→ GOAL OF THE EXERCISE: Give every line from the entries that contains "Measuring".

→ INFORMATION SUPPLIED:
»»

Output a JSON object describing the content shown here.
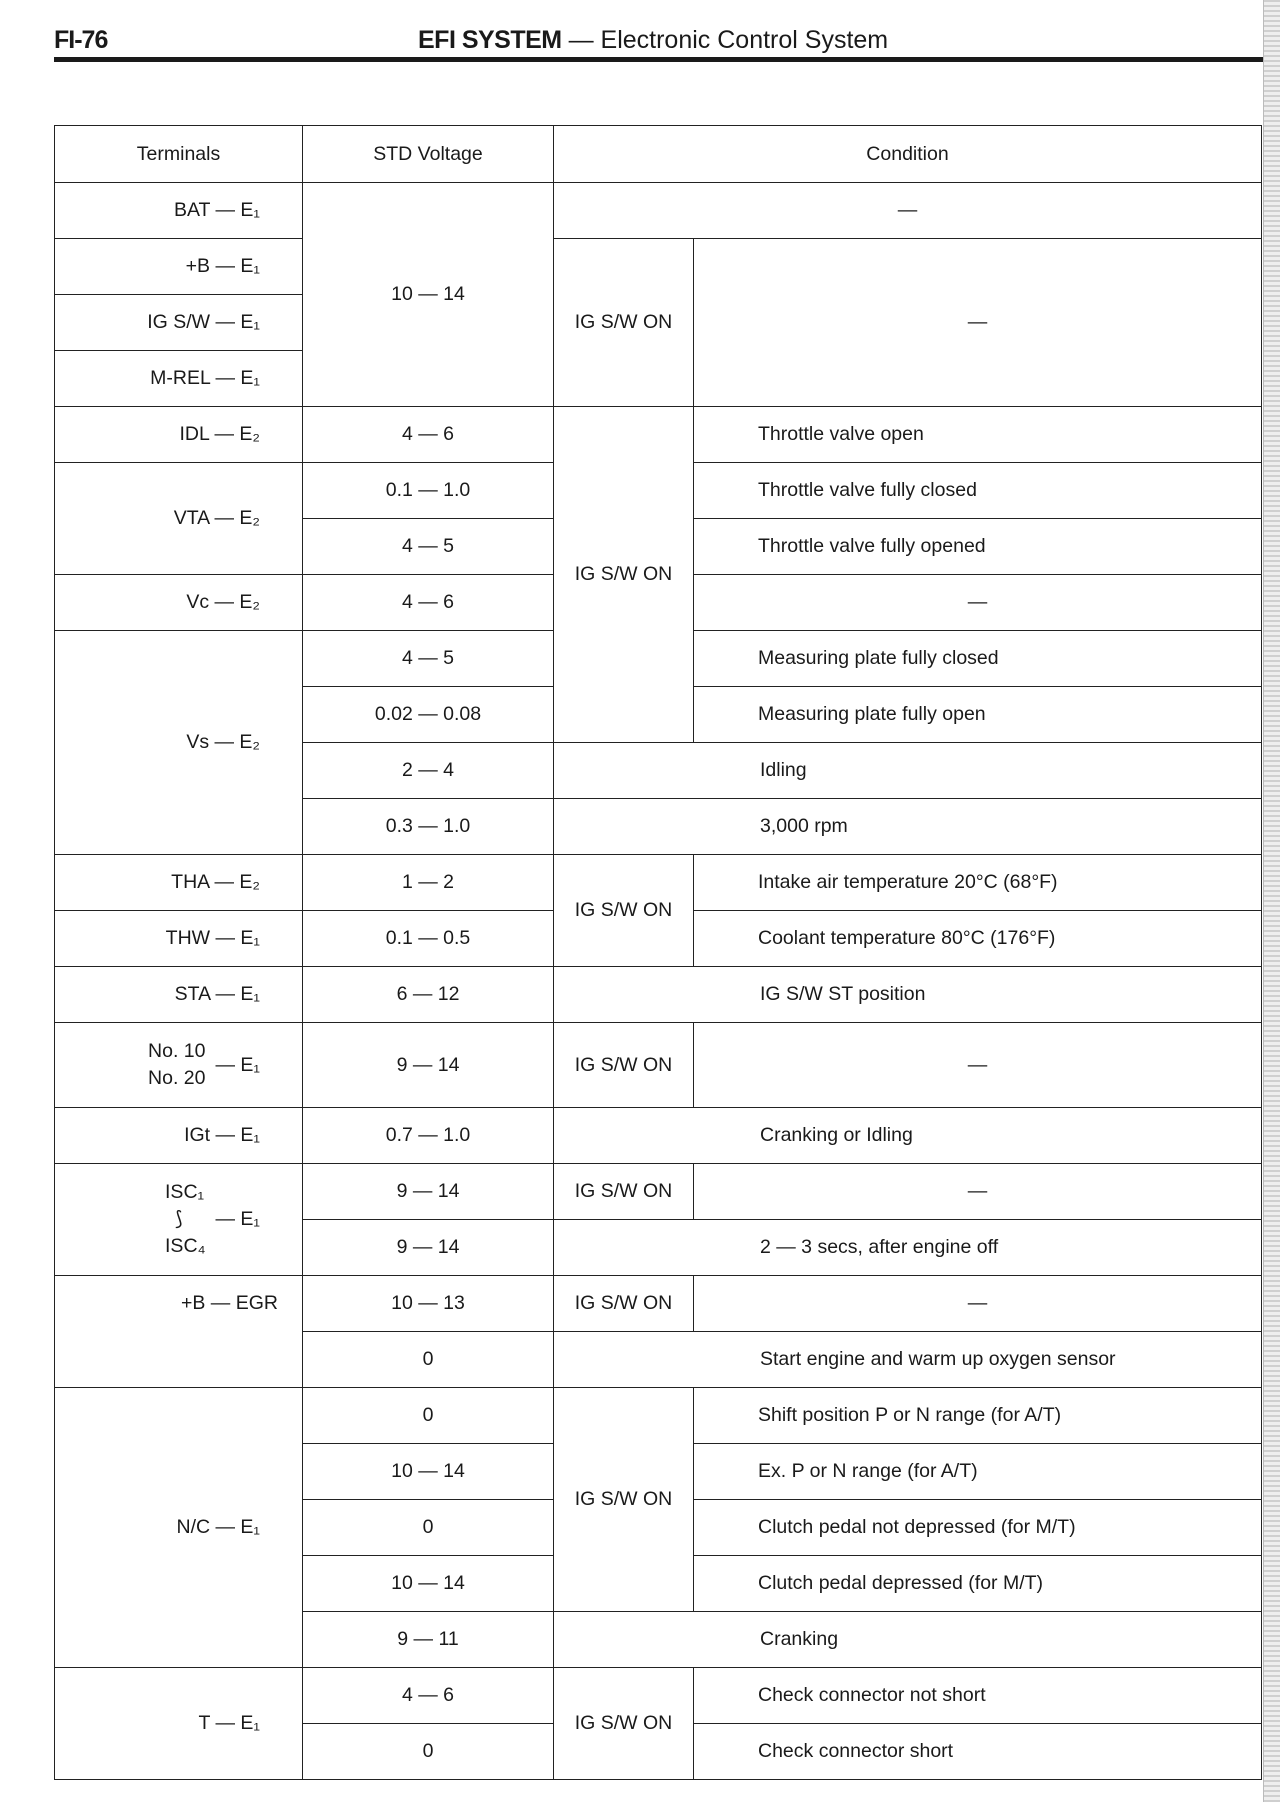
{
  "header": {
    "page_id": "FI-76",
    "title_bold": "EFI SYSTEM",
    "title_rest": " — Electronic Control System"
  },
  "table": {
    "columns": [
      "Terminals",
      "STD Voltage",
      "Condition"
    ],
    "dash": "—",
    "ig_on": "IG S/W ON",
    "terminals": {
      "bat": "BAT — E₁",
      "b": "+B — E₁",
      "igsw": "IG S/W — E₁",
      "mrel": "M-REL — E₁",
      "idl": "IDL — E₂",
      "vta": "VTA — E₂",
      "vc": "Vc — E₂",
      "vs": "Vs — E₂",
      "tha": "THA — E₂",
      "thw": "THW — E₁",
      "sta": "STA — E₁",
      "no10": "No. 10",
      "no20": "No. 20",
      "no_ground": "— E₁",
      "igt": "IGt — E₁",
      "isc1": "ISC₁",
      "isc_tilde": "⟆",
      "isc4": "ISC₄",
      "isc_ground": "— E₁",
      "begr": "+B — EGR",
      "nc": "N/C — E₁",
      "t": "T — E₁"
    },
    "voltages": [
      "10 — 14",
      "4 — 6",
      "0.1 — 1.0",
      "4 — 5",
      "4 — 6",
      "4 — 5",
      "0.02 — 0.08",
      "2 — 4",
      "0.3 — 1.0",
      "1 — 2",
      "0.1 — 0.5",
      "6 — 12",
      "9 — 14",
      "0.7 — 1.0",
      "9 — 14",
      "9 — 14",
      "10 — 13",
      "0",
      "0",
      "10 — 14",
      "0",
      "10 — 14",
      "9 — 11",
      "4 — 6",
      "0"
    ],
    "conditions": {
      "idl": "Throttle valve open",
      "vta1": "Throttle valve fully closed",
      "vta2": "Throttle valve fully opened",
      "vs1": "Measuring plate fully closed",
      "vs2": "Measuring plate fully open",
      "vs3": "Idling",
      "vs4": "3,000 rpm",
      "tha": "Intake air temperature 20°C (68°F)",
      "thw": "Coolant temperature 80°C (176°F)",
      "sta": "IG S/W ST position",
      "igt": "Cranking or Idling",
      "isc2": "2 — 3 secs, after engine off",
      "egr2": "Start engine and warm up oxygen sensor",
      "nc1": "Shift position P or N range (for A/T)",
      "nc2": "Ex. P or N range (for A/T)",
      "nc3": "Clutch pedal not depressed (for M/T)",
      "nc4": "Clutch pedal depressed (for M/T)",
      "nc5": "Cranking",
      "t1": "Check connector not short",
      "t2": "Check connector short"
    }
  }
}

««
»»

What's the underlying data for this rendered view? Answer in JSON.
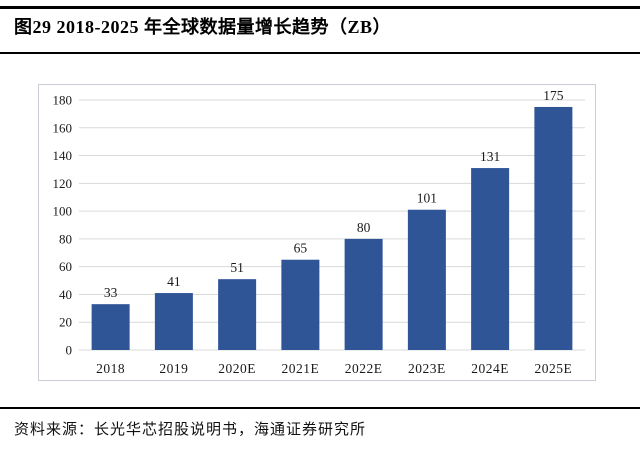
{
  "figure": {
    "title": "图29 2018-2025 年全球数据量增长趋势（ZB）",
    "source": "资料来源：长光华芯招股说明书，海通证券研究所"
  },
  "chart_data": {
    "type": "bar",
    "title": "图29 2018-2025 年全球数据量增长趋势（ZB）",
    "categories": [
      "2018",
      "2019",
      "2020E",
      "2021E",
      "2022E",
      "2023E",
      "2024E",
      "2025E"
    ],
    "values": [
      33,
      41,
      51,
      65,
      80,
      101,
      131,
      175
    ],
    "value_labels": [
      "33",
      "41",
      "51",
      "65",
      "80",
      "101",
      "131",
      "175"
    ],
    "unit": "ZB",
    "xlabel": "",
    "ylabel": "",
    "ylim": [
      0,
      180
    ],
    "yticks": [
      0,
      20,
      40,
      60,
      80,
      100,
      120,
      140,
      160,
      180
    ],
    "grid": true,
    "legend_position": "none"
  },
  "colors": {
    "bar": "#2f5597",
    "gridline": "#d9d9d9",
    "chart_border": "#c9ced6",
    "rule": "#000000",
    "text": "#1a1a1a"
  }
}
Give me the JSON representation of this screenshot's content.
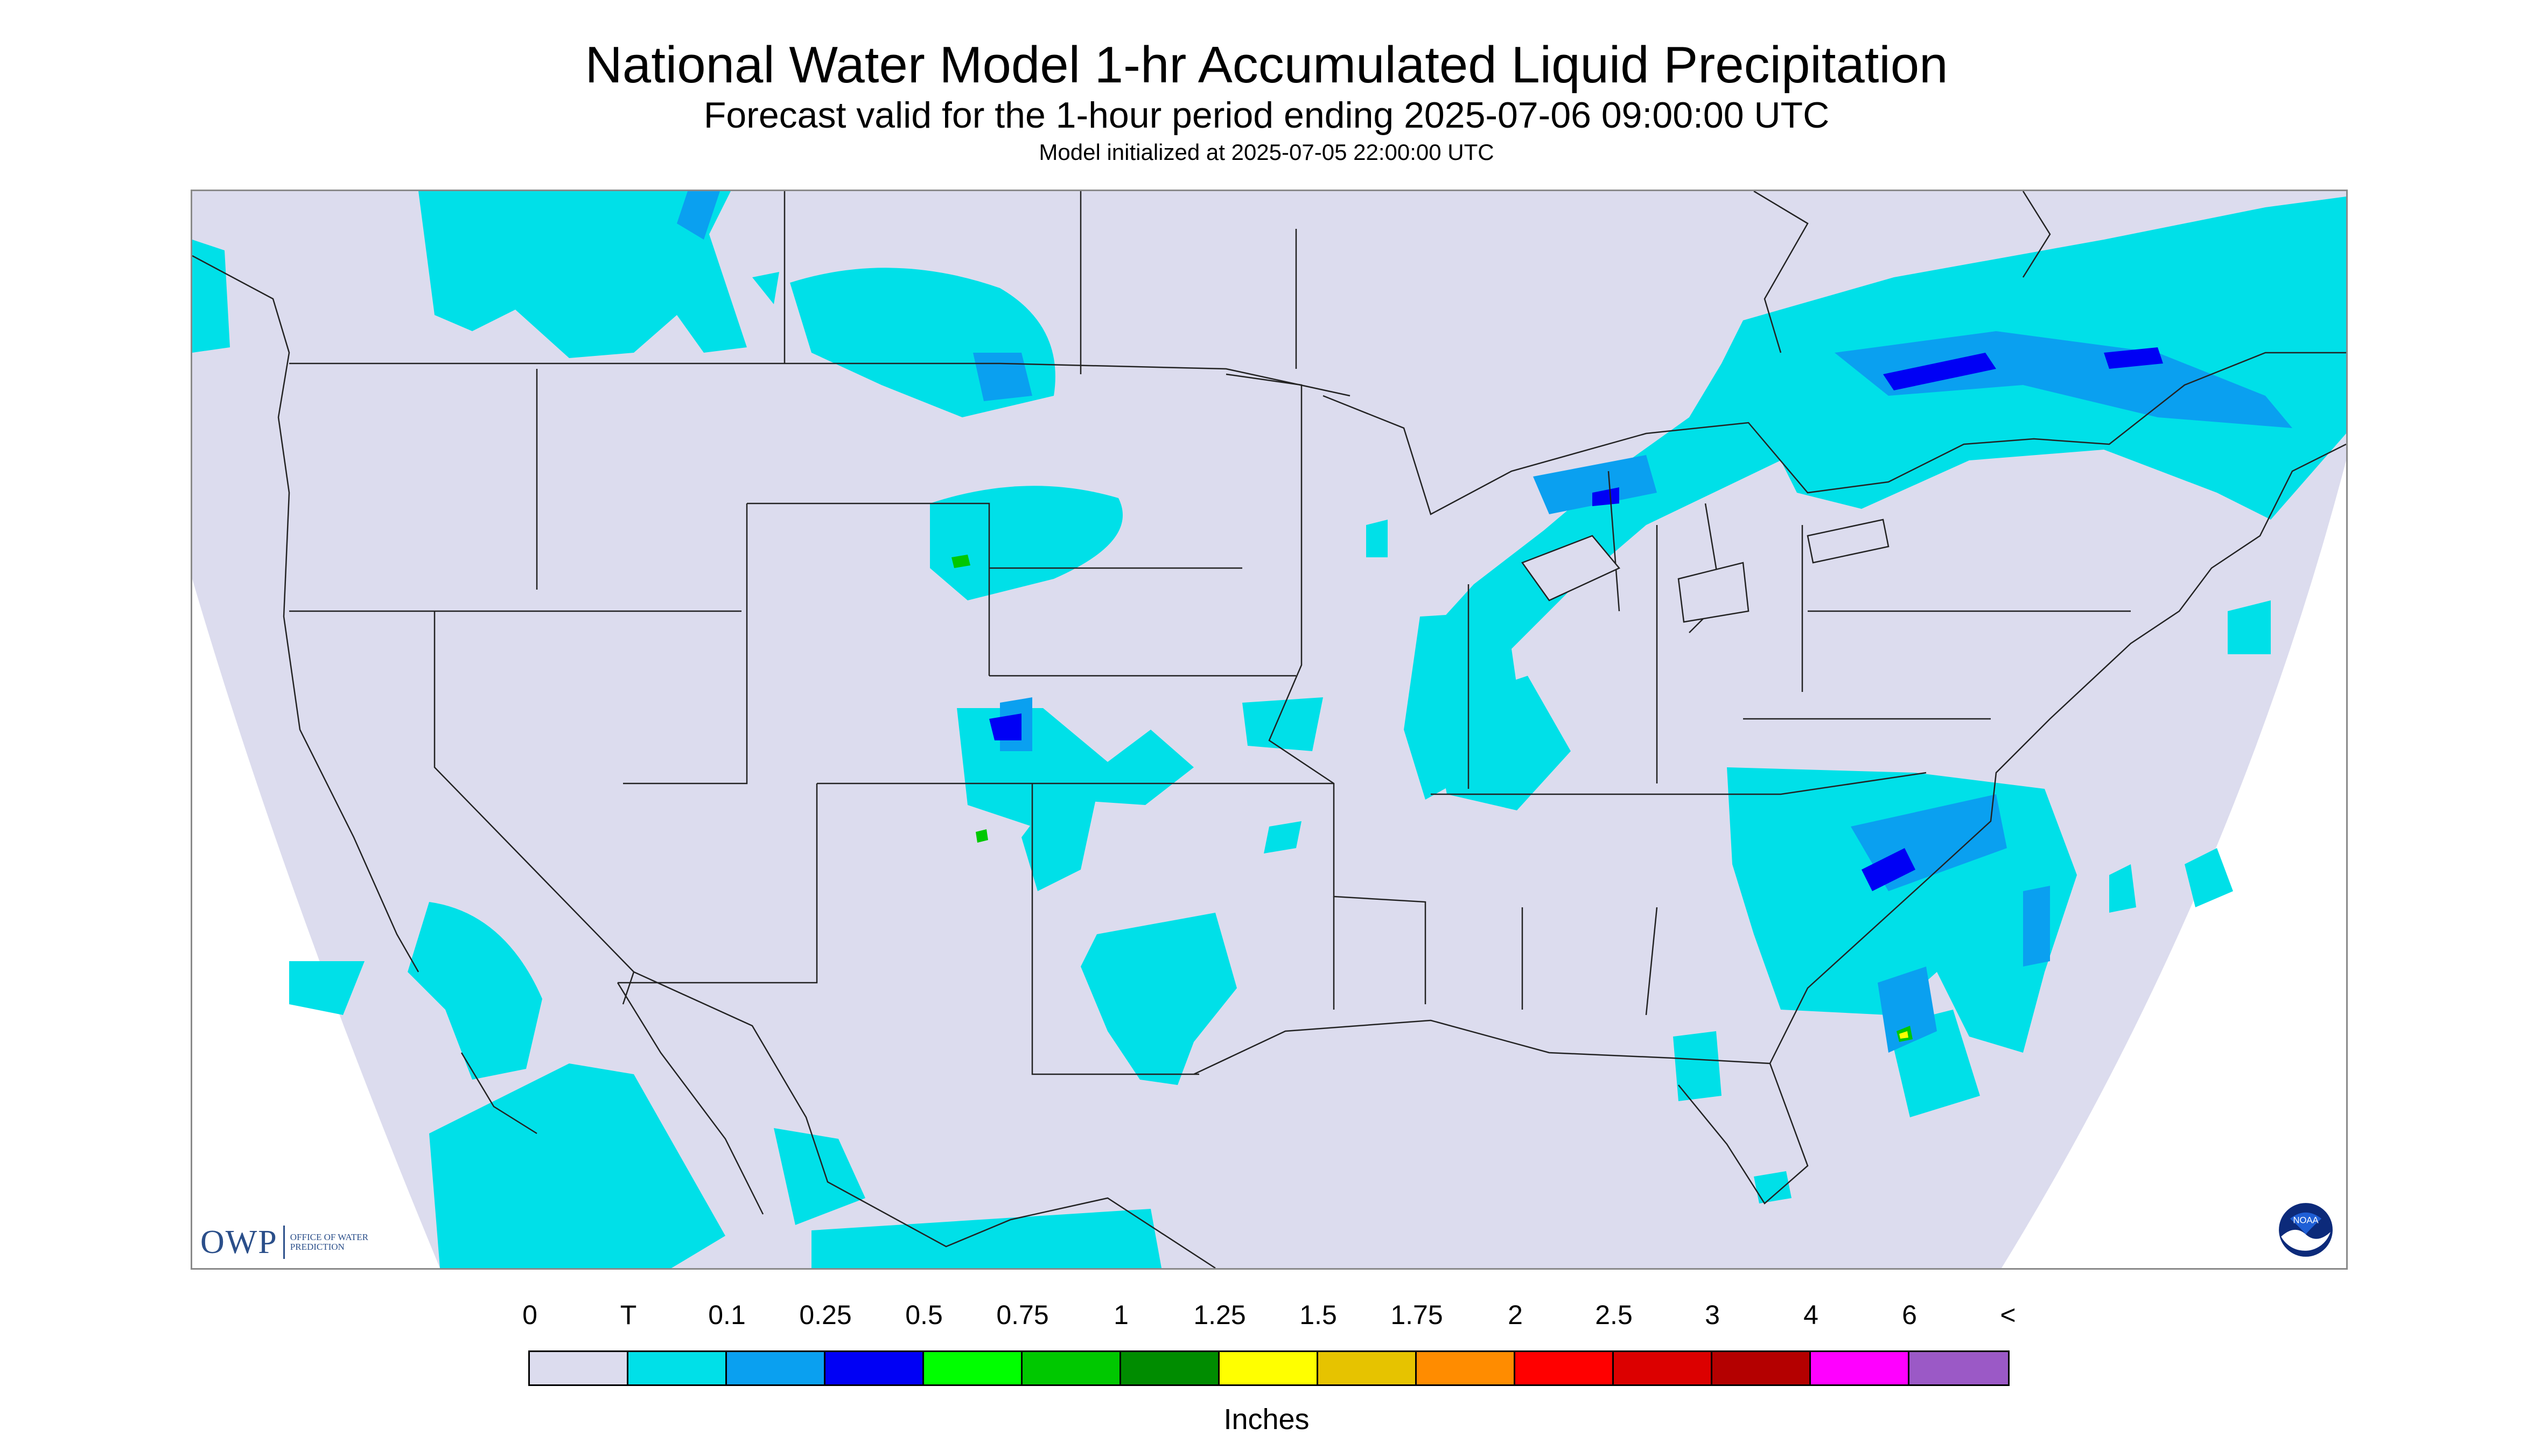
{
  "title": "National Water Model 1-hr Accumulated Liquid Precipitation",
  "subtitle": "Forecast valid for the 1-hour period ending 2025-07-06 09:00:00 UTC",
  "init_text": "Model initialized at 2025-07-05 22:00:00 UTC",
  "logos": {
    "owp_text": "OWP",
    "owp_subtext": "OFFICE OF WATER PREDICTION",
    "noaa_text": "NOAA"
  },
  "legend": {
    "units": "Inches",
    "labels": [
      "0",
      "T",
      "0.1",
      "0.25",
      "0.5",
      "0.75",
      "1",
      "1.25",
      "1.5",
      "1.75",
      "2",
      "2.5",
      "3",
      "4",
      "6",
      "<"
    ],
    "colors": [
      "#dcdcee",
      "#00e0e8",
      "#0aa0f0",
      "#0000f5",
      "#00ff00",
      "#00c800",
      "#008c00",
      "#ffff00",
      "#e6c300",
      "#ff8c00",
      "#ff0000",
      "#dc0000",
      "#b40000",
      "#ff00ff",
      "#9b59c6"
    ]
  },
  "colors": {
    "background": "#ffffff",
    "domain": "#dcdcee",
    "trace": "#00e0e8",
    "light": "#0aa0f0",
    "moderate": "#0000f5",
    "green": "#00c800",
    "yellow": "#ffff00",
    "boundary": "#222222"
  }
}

««
»»

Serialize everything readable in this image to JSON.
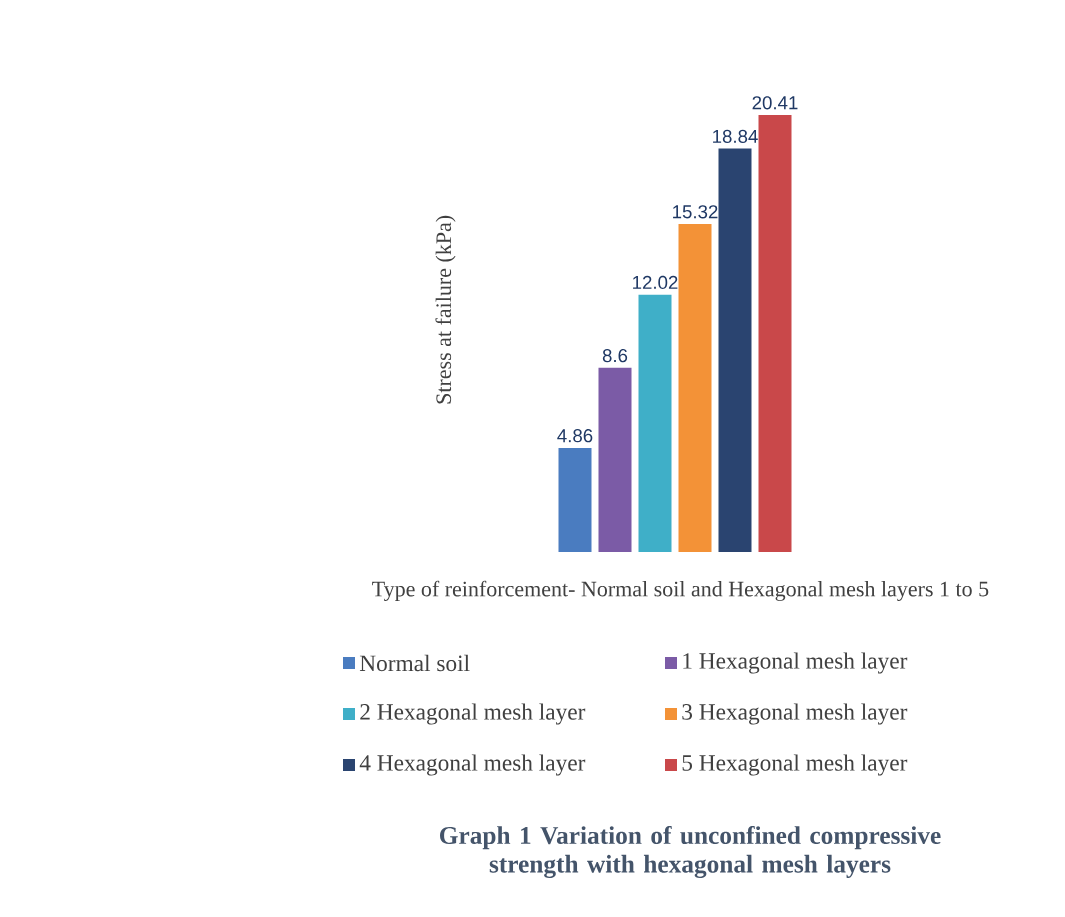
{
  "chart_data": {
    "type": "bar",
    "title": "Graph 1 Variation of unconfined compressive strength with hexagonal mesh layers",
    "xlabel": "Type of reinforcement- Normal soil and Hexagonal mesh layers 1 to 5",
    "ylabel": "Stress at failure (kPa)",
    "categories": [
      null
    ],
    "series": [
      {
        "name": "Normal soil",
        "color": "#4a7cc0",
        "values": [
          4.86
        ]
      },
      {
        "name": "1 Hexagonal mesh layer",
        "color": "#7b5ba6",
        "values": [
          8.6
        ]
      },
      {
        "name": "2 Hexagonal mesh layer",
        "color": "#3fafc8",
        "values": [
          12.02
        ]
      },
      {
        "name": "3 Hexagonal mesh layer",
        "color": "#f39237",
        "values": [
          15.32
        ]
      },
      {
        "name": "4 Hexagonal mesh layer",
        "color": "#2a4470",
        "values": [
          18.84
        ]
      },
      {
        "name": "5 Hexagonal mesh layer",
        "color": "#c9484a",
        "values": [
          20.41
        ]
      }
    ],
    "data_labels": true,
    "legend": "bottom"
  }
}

««

→ COMPLETED TASK:
      "vs1": "Measuring plate fully closed",
      "vs2": "Measuring plate fully open",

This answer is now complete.